- **Data extract**:
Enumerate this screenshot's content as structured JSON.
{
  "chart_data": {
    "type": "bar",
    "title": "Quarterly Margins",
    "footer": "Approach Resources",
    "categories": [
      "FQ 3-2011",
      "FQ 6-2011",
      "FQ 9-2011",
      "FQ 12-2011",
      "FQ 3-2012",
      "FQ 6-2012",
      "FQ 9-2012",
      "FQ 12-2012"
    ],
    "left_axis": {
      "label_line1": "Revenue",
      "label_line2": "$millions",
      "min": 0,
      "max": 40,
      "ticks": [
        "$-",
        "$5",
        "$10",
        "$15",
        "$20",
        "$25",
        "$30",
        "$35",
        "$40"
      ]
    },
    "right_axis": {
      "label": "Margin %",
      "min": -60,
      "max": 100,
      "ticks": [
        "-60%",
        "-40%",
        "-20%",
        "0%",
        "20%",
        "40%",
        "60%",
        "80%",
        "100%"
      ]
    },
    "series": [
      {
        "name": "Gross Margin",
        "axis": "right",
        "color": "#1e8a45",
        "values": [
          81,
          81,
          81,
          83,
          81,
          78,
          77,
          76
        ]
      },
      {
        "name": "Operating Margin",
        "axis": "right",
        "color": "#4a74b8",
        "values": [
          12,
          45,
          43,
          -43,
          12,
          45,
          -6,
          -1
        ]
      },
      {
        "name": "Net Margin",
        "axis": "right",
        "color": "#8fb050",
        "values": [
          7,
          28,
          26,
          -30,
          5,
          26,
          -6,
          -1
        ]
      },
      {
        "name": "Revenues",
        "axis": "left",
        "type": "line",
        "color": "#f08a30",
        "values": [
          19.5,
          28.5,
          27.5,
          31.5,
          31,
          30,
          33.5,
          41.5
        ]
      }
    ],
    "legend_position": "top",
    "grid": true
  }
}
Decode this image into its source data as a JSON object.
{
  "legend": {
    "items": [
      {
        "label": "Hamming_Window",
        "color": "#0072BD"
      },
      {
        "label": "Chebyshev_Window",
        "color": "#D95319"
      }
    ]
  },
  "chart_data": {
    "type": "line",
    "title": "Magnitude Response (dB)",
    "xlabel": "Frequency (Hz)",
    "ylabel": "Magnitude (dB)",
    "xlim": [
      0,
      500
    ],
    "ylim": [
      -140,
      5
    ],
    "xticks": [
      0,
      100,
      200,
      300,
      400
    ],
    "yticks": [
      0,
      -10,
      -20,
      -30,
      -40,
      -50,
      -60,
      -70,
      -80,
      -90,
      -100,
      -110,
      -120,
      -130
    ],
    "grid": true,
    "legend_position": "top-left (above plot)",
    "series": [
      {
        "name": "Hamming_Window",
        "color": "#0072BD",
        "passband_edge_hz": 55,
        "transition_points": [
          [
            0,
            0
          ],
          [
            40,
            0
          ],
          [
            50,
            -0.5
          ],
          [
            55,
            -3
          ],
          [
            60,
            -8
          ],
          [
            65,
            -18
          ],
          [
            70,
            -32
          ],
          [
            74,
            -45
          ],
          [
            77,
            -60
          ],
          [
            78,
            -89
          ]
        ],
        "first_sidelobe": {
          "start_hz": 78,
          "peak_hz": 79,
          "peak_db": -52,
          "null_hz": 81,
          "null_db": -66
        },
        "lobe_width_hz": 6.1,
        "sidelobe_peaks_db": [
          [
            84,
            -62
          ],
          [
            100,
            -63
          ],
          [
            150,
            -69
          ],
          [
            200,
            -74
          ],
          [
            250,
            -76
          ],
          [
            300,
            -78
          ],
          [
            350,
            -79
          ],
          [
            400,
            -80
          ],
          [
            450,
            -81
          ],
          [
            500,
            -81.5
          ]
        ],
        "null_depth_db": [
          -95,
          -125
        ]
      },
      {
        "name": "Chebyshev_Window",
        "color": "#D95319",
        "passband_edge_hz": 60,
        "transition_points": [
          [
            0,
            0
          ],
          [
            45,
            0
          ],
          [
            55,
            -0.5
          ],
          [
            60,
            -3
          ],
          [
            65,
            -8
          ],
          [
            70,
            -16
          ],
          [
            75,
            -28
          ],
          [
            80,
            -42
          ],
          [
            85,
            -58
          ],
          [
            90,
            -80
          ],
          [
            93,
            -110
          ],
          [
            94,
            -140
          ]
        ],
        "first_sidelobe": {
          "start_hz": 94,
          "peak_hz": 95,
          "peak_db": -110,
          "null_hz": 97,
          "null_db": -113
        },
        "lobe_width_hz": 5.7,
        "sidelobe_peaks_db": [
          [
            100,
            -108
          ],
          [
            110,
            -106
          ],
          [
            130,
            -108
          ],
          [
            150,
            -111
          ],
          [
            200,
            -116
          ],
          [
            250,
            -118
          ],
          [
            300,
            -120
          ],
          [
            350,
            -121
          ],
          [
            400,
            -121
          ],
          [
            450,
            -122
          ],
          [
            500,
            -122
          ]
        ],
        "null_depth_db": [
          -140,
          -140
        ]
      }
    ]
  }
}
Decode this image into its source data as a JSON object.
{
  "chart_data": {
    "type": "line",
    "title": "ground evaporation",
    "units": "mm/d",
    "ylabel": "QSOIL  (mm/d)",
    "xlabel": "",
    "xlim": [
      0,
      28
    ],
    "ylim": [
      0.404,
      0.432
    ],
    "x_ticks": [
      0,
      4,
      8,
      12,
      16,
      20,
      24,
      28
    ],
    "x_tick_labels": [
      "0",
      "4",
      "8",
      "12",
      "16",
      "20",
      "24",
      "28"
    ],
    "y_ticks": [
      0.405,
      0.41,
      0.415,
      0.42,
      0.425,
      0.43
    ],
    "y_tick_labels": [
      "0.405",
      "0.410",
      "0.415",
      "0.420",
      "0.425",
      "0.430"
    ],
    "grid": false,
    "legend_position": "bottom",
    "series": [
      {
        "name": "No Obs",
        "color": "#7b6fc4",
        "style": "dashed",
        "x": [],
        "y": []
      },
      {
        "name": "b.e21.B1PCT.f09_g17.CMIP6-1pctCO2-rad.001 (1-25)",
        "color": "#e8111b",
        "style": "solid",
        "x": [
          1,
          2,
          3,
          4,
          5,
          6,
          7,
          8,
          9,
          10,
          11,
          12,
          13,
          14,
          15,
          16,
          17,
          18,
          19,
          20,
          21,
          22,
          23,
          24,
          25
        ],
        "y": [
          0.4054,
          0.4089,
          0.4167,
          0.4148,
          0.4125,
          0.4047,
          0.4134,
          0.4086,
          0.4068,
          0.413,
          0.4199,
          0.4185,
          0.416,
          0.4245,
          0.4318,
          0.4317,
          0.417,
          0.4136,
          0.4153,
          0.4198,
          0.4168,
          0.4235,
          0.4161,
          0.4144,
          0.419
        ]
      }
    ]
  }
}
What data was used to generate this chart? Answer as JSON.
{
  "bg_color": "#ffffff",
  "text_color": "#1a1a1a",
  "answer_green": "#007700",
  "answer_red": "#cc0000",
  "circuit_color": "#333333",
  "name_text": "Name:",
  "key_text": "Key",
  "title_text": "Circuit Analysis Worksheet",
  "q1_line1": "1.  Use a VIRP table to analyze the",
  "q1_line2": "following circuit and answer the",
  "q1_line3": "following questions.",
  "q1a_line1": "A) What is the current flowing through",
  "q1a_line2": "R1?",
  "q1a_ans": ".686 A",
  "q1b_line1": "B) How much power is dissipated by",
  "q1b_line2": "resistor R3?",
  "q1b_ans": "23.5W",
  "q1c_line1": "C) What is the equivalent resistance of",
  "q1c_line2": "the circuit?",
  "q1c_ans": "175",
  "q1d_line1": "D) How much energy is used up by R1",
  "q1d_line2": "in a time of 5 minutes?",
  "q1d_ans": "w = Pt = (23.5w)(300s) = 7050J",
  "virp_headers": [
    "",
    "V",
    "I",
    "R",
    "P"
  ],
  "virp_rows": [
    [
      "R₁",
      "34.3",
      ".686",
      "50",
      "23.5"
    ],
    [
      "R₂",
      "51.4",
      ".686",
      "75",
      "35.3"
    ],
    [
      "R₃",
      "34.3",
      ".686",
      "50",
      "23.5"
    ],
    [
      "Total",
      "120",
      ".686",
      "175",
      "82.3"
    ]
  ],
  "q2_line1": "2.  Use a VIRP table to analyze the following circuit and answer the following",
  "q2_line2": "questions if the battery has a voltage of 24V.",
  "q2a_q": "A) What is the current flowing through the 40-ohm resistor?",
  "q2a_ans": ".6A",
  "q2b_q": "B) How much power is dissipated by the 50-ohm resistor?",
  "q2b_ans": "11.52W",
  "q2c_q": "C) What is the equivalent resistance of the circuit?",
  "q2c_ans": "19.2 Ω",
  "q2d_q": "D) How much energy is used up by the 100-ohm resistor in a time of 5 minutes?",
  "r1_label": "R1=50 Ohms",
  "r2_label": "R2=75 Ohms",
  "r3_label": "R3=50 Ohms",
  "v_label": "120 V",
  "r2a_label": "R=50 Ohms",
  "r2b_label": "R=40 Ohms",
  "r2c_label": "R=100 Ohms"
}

- **Exercise requirements**: Locate the word "dissipated" in the records and collect each line it appears in.

- **Solution**:
  "q1b_line1": "B) How much power is dissipated by",
  "q2b_q": "B) How much power is dissipated by the 50-ohm resistor?",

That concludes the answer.